__文書抜粋__:
>>>

出席する新成人の目的は様々であるが、最も大きな理由は、
幼馴染たちとの再会の喜びを互いに分かち、近況を話し合うことに他ならない。
要するに、自治体単位で設けられた同窓会的に捉えられている。

一昨年、成人式クラッカー事件の高松市は成人式のあり方を見直し、
申し込み制を実施しているようであるが、今でも市教育長自身は、
「式典は伝えたいことがあるから行う。望んで参加する以上、それなりの態度で臨むのが当たり前。
『同窓会』なら式典後にやればいい」と自治体側の論理をかざす。
成人式は『祝う』のが目的ではなく、『伝える』ことだなどと言うに至っては、まさに、おごりでしかない。
成人式に出席したから成人になるわけでもないし、
出なかったから成人としての義務が免除されるわけでもない。
本当に祝う意思があるのであるならば、考えるべきは自治体のほうではないだろうか。

先進諸国をして正しいなどと言うのもおこがましいのであるが、
式典を以って成人の自覚を云々などと言う話は聞いたことがない。
日本において成人式が発生したのは埼玉県蕨町(現 蕨市)、
その目的は、戦争直後、敗戦で喪失した自信を、次世代を担う新成人を
励まし、祝うことによって取り戻し、明日への希望を育むことが目的だった。

<<<

__演習用エントリ__:
>>>

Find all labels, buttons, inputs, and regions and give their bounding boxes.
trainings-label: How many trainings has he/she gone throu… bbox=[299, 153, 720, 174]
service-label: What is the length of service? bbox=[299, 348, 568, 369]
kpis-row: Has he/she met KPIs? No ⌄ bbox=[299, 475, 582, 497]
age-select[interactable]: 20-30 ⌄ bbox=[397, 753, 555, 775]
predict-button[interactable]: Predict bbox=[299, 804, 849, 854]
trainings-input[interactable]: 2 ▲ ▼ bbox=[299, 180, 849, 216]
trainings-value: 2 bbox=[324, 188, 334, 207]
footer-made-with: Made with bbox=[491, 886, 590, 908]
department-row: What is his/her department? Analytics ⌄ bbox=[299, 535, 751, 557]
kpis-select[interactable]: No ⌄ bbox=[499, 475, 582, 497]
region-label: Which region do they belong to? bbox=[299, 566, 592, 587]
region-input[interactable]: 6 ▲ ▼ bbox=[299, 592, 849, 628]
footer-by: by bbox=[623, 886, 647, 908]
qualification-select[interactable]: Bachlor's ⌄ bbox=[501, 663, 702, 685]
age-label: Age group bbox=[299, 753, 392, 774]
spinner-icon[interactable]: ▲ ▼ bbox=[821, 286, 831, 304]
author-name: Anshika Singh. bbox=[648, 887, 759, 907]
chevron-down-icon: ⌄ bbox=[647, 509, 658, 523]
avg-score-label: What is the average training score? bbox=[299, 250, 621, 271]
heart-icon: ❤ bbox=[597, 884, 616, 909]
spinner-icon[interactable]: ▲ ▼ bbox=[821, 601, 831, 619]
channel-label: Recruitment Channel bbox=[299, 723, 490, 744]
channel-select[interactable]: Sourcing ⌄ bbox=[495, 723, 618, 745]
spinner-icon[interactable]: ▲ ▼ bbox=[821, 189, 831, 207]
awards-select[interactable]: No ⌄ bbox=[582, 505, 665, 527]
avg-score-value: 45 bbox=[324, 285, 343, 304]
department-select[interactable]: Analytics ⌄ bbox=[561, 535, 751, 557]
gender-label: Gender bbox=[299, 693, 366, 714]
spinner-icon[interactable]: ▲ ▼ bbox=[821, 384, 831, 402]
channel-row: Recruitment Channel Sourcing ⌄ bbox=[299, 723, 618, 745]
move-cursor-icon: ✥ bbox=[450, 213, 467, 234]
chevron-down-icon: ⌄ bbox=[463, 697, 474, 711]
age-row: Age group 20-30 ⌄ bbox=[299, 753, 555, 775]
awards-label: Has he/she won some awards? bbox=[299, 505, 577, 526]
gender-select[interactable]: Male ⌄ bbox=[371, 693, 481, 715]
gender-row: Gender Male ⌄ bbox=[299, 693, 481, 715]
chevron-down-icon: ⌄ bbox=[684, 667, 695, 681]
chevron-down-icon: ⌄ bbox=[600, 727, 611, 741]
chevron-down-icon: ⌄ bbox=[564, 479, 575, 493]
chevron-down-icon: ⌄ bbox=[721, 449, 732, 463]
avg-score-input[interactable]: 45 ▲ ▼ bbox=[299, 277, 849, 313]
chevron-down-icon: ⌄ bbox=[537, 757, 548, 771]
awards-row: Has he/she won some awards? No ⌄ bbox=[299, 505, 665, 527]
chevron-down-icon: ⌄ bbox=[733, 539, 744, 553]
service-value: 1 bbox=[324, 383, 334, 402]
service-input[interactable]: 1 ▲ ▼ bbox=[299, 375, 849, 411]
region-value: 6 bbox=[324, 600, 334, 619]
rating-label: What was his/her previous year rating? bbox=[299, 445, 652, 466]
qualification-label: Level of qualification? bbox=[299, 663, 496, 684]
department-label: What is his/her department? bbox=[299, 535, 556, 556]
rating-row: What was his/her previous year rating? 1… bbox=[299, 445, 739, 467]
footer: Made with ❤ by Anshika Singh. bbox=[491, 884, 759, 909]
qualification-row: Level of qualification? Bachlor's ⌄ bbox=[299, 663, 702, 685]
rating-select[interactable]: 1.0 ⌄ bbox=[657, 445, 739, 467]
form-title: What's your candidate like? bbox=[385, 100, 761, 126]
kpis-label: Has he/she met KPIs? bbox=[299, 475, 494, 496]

<<<

__作業指示__:
- A) 上の成人式についての文章を、一字も変えずにそのまま繰り返すこと。
- B) 上のエントリの先頭行から「department-row: What is」を含む行までを、両端の行も含めてそのとおりに書き写すこと。

__解答例__:
- A)
出席する新成人の目的は様々であるが、最も大きな理由は、
幼馴染たちとの再会の喜びを互いに分かち、近況を話し合うことに他ならない。
要するに、自治体単位で設けられた同窓会的に捉えられている。

一昨年、成人式クラッカー事件の高松市は成人式のあり方を見直し、
申し込み制を実施しているようであるが、今でも市教育長自身は、
「式典は伝えたいことがあるから行う。望んで参加する以上、それなりの態度で臨むのが当たり前。
『同窓会』なら式典後にやればいい」と自治体側の論理をかざす。
成人式は『祝う』のが目的ではなく、『伝える』ことだなどと言うに至っては、まさに、おごりでしかない。
成人式に出席したから成人になるわけでもないし、
出なかったから成人としての義務が免除されるわけでもない。
本当に祝う意思があるのであるならば、考えるべきは自治体のほうではないだろうか。

先進諸国をして正しいなどと言うのもおこがましいのであるが、
式典を以って成人の自覚を云々などと言う話は聞いたことがない。
日本において成人式が発生したのは埼玉県蕨町(現 蕨市)、
その目的は、戦争直後、敗戦で喪失した自信を、次世代を担う新成人を
励まし、祝うことによって取り戻し、明日への希望を育むことが目的だった。

- B)
Find all labels, buttons, inputs, and regions and give their bounding boxes.
trainings-label: How many trainings has he/she gone throu… bbox=[299, 153, 720, 174]
service-label: What is the length of service? bbox=[299, 348, 568, 369]
kpis-row: Has he/she met KPIs? No ⌄ bbox=[299, 475, 582, 497]
age-select[interactable]: 20-30 ⌄ bbox=[397, 753, 555, 775]
predict-button[interactable]: Predict bbox=[299, 804, 849, 854]
trainings-input[interactable]: 2 ▲ ▼ bbox=[299, 180, 849, 216]
trainings-value: 2 bbox=[324, 188, 334, 207]
footer-made-with: Made with bbox=[491, 886, 590, 908]
department-row: What is his/her department? Analytics ⌄ bbox=[299, 535, 751, 557]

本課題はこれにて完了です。